Items from a data source
┏━━

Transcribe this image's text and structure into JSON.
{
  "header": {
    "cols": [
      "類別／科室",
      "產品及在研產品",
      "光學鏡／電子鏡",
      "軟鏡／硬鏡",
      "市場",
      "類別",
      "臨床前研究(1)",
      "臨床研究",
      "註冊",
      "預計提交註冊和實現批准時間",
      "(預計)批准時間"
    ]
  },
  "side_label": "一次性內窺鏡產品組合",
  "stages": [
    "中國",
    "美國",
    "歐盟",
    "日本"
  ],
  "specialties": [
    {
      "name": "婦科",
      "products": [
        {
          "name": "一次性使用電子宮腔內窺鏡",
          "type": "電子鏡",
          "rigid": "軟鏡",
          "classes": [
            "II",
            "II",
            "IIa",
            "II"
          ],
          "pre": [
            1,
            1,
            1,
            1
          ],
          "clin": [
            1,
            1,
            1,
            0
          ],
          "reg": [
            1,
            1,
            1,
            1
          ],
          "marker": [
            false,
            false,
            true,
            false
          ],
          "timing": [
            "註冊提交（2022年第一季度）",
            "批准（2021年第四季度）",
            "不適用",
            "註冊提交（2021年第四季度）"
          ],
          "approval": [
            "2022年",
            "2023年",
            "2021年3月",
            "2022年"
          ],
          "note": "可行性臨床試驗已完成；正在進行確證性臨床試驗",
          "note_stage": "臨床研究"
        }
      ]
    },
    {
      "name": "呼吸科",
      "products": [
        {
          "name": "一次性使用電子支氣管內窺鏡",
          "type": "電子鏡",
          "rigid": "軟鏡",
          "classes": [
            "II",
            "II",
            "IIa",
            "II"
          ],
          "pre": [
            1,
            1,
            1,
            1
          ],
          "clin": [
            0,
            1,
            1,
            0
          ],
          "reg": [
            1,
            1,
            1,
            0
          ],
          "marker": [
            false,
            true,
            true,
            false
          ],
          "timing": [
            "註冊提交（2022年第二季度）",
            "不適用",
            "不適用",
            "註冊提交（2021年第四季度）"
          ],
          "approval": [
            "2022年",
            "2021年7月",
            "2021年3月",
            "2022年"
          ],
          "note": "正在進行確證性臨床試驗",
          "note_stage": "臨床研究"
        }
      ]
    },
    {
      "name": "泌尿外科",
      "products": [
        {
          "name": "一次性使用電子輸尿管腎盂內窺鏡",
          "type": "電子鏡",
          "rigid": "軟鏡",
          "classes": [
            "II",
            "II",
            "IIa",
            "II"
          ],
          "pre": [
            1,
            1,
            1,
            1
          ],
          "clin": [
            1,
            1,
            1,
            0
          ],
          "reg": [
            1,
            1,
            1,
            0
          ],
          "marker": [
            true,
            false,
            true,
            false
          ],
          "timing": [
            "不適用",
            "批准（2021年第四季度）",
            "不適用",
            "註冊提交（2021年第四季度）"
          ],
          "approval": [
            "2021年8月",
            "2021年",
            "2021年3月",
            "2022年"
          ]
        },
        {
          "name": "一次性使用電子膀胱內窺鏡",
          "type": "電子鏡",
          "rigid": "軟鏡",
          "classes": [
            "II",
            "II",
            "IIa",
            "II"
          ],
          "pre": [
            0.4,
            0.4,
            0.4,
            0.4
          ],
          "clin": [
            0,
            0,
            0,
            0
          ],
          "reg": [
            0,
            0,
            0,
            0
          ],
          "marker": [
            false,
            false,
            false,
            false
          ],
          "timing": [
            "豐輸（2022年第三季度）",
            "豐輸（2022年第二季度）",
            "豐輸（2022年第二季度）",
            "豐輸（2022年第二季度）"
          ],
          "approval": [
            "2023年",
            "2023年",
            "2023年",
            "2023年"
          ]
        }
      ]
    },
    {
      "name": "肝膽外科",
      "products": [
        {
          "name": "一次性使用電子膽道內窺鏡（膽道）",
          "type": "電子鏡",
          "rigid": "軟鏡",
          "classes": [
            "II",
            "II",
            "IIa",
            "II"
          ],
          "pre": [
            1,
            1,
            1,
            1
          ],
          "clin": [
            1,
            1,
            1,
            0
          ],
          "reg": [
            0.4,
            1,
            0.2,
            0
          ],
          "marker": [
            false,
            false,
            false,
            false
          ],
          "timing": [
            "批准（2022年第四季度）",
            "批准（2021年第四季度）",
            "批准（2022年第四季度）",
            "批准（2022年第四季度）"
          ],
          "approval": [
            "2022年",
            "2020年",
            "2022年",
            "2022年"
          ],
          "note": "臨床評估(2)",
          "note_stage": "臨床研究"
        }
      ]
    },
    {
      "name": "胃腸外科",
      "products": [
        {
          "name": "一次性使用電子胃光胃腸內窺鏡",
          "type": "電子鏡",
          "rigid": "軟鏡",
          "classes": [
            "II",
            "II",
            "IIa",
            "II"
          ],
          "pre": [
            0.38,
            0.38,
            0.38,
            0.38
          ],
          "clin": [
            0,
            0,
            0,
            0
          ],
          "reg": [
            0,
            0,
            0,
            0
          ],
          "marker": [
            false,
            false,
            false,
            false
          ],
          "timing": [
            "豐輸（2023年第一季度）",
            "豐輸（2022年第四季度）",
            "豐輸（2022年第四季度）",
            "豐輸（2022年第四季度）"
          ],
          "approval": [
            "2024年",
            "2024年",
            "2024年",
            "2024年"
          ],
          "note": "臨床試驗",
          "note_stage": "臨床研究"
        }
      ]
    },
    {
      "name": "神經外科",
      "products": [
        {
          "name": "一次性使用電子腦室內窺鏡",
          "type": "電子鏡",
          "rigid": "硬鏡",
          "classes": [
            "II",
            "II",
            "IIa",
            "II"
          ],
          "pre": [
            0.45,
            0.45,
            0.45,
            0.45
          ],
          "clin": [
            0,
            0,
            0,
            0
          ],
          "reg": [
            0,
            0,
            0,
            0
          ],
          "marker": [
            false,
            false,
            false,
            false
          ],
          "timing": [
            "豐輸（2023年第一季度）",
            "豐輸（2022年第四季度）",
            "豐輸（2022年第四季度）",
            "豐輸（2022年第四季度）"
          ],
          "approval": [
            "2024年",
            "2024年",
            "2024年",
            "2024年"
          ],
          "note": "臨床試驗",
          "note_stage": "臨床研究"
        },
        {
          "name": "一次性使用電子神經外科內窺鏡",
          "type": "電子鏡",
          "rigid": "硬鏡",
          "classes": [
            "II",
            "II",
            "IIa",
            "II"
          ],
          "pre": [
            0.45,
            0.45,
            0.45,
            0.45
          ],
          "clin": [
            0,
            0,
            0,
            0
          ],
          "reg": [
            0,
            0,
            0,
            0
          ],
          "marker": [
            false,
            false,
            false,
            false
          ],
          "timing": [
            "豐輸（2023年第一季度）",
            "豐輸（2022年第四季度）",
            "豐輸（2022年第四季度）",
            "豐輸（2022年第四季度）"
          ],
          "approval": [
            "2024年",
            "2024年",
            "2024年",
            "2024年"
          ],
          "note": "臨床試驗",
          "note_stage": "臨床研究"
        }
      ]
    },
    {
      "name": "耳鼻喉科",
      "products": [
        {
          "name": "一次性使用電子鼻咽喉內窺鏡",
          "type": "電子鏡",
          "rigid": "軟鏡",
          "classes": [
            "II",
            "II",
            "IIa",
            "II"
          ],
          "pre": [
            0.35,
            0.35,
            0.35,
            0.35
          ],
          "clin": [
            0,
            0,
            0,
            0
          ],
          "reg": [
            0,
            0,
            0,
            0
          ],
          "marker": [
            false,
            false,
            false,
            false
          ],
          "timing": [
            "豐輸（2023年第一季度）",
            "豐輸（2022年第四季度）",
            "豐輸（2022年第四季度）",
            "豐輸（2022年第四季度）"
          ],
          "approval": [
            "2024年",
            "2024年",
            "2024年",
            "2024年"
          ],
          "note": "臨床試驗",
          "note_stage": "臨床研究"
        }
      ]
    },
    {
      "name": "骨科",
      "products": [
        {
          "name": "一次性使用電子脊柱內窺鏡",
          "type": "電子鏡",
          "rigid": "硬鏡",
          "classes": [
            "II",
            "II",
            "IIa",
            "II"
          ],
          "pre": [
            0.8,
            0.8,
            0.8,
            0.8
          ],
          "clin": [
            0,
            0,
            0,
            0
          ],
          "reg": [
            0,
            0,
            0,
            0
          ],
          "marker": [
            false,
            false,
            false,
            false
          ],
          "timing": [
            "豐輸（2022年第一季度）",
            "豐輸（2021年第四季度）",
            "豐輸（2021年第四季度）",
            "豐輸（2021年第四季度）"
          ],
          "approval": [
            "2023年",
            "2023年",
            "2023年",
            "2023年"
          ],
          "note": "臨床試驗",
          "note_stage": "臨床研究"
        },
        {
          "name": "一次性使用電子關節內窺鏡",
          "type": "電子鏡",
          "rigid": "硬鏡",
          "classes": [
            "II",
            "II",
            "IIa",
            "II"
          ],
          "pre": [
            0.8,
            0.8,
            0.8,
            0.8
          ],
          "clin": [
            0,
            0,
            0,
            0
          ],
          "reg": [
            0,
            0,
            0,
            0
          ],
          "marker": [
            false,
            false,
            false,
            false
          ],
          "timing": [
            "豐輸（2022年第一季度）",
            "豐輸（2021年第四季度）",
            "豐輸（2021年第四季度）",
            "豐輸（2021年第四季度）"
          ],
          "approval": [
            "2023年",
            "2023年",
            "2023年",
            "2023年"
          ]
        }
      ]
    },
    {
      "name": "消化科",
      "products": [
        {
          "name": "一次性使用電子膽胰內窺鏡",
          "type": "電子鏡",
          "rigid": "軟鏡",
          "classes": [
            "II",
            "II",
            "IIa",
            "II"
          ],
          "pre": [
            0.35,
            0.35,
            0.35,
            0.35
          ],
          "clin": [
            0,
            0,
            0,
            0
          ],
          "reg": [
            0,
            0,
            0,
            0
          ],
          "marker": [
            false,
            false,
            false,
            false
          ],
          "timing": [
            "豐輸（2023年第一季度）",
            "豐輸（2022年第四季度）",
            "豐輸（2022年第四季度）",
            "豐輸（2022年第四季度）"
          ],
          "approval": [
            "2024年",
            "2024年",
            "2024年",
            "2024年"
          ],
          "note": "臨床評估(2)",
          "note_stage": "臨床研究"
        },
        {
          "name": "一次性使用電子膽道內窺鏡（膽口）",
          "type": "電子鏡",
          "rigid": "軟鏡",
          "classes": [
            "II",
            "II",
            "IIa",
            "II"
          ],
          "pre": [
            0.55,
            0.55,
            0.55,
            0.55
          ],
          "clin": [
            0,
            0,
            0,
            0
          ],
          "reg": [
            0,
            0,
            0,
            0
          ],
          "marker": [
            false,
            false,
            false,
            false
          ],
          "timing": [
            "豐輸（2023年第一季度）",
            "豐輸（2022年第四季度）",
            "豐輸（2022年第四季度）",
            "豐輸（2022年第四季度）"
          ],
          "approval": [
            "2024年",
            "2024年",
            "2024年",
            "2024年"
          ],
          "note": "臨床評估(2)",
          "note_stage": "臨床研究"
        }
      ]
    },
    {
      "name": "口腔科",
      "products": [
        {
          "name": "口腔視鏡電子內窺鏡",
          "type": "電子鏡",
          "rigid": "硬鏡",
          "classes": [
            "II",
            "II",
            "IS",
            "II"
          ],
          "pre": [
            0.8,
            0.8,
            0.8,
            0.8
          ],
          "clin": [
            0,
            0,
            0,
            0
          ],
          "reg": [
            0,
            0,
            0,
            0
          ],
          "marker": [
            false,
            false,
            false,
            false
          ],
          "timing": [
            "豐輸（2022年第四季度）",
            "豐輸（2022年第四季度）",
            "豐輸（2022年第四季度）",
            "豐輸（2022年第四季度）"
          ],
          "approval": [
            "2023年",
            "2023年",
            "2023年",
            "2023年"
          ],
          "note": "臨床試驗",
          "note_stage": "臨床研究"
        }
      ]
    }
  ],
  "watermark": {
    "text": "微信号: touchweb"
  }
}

┗━━

Goal –
Find all lines holding the string "一次性使用電子膽道內窺鏡" and copy them.

Problem solution –
          "name": "一次性使用電子膽道內窺鏡（膽道）",
          "name": "一次性使用電子膽道內窺鏡（膽口）",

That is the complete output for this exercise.